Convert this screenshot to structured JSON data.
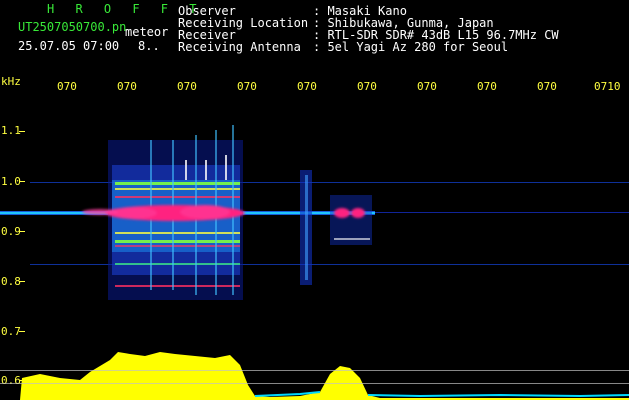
{
  "header": {
    "app_title": "H R O F F T",
    "file_name": "UT2507050700.pn",
    "meteor_tag": "meteor",
    "date_time": "25.07.05 07:00",
    "short_value": "8..",
    "labels": [
      "Observer",
      "Receiving Location",
      "Receiver",
      "Receiving Antenna"
    ],
    "values": [
      ": Masaki Kano",
      ": Shibukawa, Gunma, Japan",
      ": RTL-SDR SDR# 43dB L15 96.7MHz CW",
      ": 5el Yagi Az 280 for Seoul"
    ]
  },
  "time_axis": {
    "ticks": [
      "070",
      "070",
      "070",
      "070",
      "070",
      "070",
      "070",
      "070",
      "070",
      "0710"
    ]
  },
  "freq_axis": {
    "unit": "kHz",
    "ticks": [
      "1.1",
      "1.0",
      "0.9",
      "0.8",
      "0.7",
      "0.6"
    ]
  },
  "colors": {
    "background": "#000000",
    "axis_text": "#ffff40",
    "header_text": "#ffffff",
    "filename_text": "#38e838",
    "echo_core": "#ff2080",
    "amplitude_fill": "#ffff00",
    "noise_floor": "#00d8ff"
  }
}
........
§ **SET TASK**: Quote the material word for word, dropping any images it holds.

§ **WRITTEN ANSWER**:
Convert this screenshot to structured JSON data.
{
  "header": {
    "app_title": "H R O F F T",
    "file_name": "UT2507050700.pn",
    "meteor_tag": "meteor",
    "date_time": "25.07.05 07:00",
    "short_value": "8..",
    "labels": [
      "Observer",
      "Receiving Location",
      "Receiver",
      "Receiving Antenna"
    ],
    "values": [
      ": Masaki Kano",
      ": Shibukawa, Gunma, Japan",
      ": RTL-SDR SDR# 43dB L15 96.7MHz CW",
      ": 5el Yagi Az 280 for Seoul"
    ]
  },
  "time_axis": {
    "ticks": [
      "070",
      "070",
      "070",
      "070",
      "070",
      "070",
      "070",
      "070",
      "070",
      "0710"
    ]
  },
  "freq_axis": {
    "unit": "kHz",
    "ticks": [
      "1.1",
      "1.0",
      "0.9",
      "0.8",
      "0.7",
      "0.6"
    ]
  },
  "colors": {
    "background": "#000000",
    "axis_text": "#ffff40",
    "header_text": "#ffffff",
    "filename_text": "#38e838",
    "echo_core": "#ff2080",
    "amplitude_fill": "#ffff00",
    "noise_floor": "#00d8ff"
  }
}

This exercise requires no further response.